* _READING PASSAGE_:
>>>

Lining Existing Orangeburg Pipe Concrete Encased Ductbanks

Location
Oklahoma
Occupation
Professional Engineer
I am faced with several collapsed Orangeburg conduits, installed in Concrete encased duct banks. I am investigating the possibility of reaming these out and installing an HDPE thin wall liner, to alleviate street closures, concrete removal and installation of all new ductbanks. The work is necessary for new 12.47 kV underground feeder circuits to be pulled in. Plumbers have successfully done this but plumbers do not want to consider doing this in this area. They seem reticent to do so in medium voltage manholes (12.47 kV).
Does anyone have knowledge of a successful implementation of this approach?
 

gadfly56

Senior Member
Location
New Jersey
Occupation
Professional Engineer, Fire & Life Safety
I believe Orangeburg is an asbestos containing product and that may limit your options.
It was a fibrous composite, but I don't believe it ever contained asbestos. It was never fire proof. From Wiki:

Orangeburg pipe was made of wood pulp sealed with liquified coal tar pitch in inside diameters from 2 inches to 18 inches, with a perforated version for leach fields. Joints were made of the same material, and, because of the residual stickiness of the coal tar, were sealed without adhesives. Orangeburg was inexpensive, lightweight, albeit brittle, and soft enough to be cut with a handsaw.

<<<

* _DATA PROVIDED_:
>>>

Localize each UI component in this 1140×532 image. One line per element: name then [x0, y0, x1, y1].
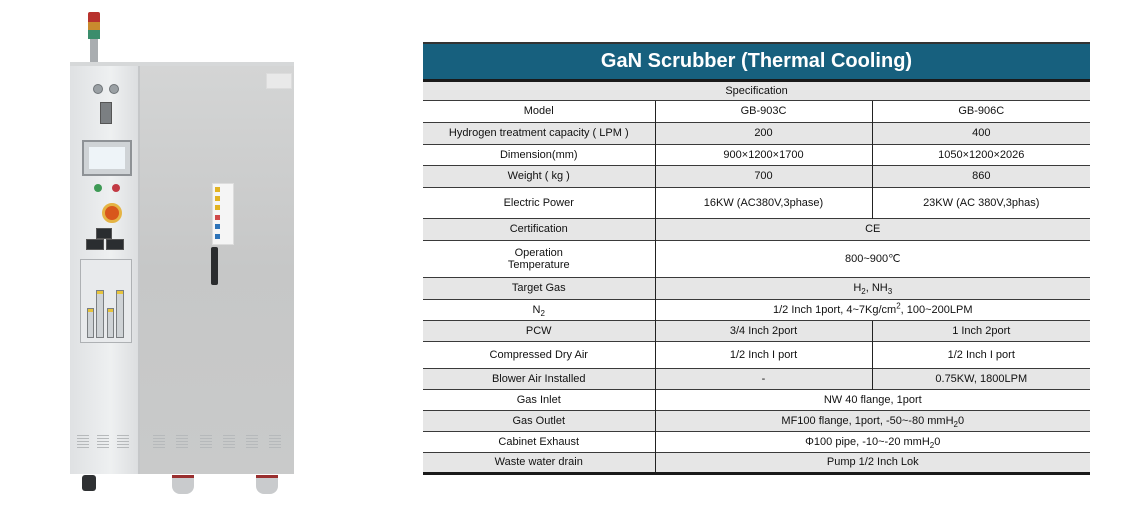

<<<

* _WHAT THIS TASK INVOLVES_: Transcribe the passage from the Orangeburg pipe discussion starting at "Lining Existing Orangeburg" and ending at "of this approach?".

* _PROBLEM SOLUTION_:
Lining Existing Orangeburg Pipe Concrete Encased Ductbanks

Location
Oklahoma
Occupation
Professional Engineer
I am faced with several collapsed Orangeburg conduits, installed in Concrete encased duct banks. I am investigating the possibility of reaming these out and installing an HDPE thin wall liner, to alleviate street closures, concrete removal and installation of all new ductbanks. The work is necessary for new 12.47 kV underground feeder circuits to be pulled in. Plumbers have successfully done this but plumbers do not want to consider doing this in this area. They seem reticent to do so in medium voltage manholes (12.47 kV).
Does anyone have knowledge of a successful implementation of this approach?